[begin Available records]
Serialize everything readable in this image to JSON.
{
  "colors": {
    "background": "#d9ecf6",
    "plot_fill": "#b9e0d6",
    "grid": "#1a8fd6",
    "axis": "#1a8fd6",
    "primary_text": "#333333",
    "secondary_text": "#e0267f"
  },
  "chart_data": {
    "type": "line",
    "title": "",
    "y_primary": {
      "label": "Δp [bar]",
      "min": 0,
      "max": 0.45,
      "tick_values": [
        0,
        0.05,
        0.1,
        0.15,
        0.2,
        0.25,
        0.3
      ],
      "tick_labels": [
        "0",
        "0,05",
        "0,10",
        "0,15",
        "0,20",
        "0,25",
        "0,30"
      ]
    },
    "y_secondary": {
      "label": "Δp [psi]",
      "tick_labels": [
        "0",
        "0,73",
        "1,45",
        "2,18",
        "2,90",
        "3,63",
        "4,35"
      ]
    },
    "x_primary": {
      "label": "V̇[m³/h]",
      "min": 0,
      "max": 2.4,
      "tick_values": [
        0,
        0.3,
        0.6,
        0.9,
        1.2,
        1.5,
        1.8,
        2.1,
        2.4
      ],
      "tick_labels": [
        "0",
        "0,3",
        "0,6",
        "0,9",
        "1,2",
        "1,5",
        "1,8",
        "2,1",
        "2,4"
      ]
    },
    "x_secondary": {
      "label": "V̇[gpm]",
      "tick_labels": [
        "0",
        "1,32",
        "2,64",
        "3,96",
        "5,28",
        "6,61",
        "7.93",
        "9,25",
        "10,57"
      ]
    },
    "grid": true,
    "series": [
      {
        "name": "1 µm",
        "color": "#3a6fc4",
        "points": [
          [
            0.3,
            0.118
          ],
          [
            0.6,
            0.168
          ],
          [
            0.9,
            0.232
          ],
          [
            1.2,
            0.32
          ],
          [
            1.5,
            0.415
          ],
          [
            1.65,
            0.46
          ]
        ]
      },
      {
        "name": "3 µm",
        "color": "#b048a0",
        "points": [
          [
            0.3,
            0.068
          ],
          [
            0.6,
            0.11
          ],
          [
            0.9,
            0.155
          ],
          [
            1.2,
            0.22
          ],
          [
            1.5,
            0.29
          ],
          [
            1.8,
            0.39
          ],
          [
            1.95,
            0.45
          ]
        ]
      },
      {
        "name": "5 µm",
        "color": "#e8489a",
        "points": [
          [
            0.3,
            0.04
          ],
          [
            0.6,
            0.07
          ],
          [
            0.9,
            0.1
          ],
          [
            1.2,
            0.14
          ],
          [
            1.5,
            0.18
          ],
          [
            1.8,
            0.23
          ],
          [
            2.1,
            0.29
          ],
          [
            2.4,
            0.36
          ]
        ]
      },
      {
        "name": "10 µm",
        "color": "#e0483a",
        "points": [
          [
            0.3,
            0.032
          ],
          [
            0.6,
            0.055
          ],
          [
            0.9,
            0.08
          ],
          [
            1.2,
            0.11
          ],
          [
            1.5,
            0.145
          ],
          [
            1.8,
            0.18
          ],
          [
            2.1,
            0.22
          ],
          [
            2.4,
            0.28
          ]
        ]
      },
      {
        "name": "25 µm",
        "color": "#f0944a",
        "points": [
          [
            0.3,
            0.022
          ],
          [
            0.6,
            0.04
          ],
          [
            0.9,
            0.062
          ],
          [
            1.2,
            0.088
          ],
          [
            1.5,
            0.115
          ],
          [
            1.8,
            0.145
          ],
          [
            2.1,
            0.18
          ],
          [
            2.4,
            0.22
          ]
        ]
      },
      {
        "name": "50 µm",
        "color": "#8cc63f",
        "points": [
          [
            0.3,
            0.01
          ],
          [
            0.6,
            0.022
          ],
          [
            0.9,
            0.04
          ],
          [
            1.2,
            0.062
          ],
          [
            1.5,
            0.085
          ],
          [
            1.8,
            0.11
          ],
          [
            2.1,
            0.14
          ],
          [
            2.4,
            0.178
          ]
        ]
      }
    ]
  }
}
[end Available records]
Every entry needs to be retyped exactly.

Task response »
Serialize everything readable in this image to JSON.
{
  "colors": {
    "background": "#d9ecf6",
    "plot_fill": "#b9e0d6",
    "grid": "#1a8fd6",
    "axis": "#1a8fd6",
    "primary_text": "#333333",
    "secondary_text": "#e0267f"
  },
  "chart_data": {
    "type": "line",
    "title": "",
    "y_primary": {
      "label": "Δp [bar]",
      "min": 0,
      "max": 0.45,
      "tick_values": [
        0,
        0.05,
        0.1,
        0.15,
        0.2,
        0.25,
        0.3
      ],
      "tick_labels": [
        "0",
        "0,05",
        "0,10",
        "0,15",
        "0,20",
        "0,25",
        "0,30"
      ]
    },
    "y_secondary": {
      "label": "Δp [psi]",
      "tick_labels": [
        "0",
        "0,73",
        "1,45",
        "2,18",
        "2,90",
        "3,63",
        "4,35"
      ]
    },
    "x_primary": {
      "label": "V̇[m³/h]",
      "min": 0,
      "max": 2.4,
      "tick_values": [
        0,
        0.3,
        0.6,
        0.9,
        1.2,
        1.5,
        1.8,
        2.1,
        2.4
      ],
      "tick_labels": [
        "0",
        "0,3",
        "0,6",
        "0,9",
        "1,2",
        "1,5",
        "1,8",
        "2,1",
        "2,4"
      ]
    },
    "x_secondary": {
      "label": "V̇[gpm]",
      "tick_labels": [
        "0",
        "1,32",
        "2,64",
        "3,96",
        "5,28",
        "6,61",
        "7.93",
        "9,25",
        "10,57"
      ]
    },
    "grid": true,
    "series": [
      {
        "name": "1 µm",
        "color": "#3a6fc4",
        "points": [
          [
            0.3,
            0.118
          ],
          [
            0.6,
            0.168
          ],
          [
            0.9,
            0.232
          ],
          [
            1.2,
            0.32
          ],
          [
            1.5,
            0.415
          ],
          [
            1.65,
            0.46
          ]
        ]
      },
      {
        "name": "3 µm",
        "color": "#b048a0",
        "points": [
          [
            0.3,
            0.068
          ],
          [
            0.6,
            0.11
          ],
          [
            0.9,
            0.155
          ],
          [
            1.2,
            0.22
          ],
          [
            1.5,
            0.29
          ],
          [
            1.8,
            0.39
          ],
          [
            1.95,
            0.45
          ]
        ]
      },
      {
        "name": "5 µm",
        "color": "#e8489a",
        "points": [
          [
            0.3,
            0.04
          ],
          [
            0.6,
            0.07
          ],
          [
            0.9,
            0.1
          ],
          [
            1.2,
            0.14
          ],
          [
            1.5,
            0.18
          ],
          [
            1.8,
            0.23
          ],
          [
            2.1,
            0.29
          ],
          [
            2.4,
            0.36
          ]
        ]
      },
      {
        "name": "10 µm",
        "color": "#e0483a",
        "points": [
          [
            0.3,
            0.032
          ],
          [
            0.6,
            0.055
          ],
          [
            0.9,
            0.08
          ],
          [
            1.2,
            0.11
          ],
          [
            1.5,
            0.145
          ],
          [
            1.8,
            0.18
          ],
          [
            2.1,
            0.22
          ],
          [
            2.4,
            0.28
          ]
        ]
      },
      {
        "name": "25 µm",
        "color": "#f0944a",
        "points": [
          [
            0.3,
            0.022
          ],
          [
            0.6,
            0.04
          ],
          [
            0.9,
            0.062
          ],
          [
            1.2,
            0.088
          ],
          [
            1.5,
            0.115
          ],
          [
            1.8,
            0.145
          ],
          [
            2.1,
            0.18
          ],
          [
            2.4,
            0.22
          ]
        ]
      },
      {
        "name": "50 µm",
        "color": "#8cc63f",
        "points": [
          [
            0.3,
            0.01
          ],
          [
            0.6,
            0.022
          ],
          [
            0.9,
            0.04
          ],
          [
            1.2,
            0.062
          ],
          [
            1.5,
            0.085
          ],
          [
            1.8,
            0.11
          ],
          [
            2.1,
            0.14
          ],
          [
            2.4,
            0.178
          ]
        ]
      }
    ]
  }
}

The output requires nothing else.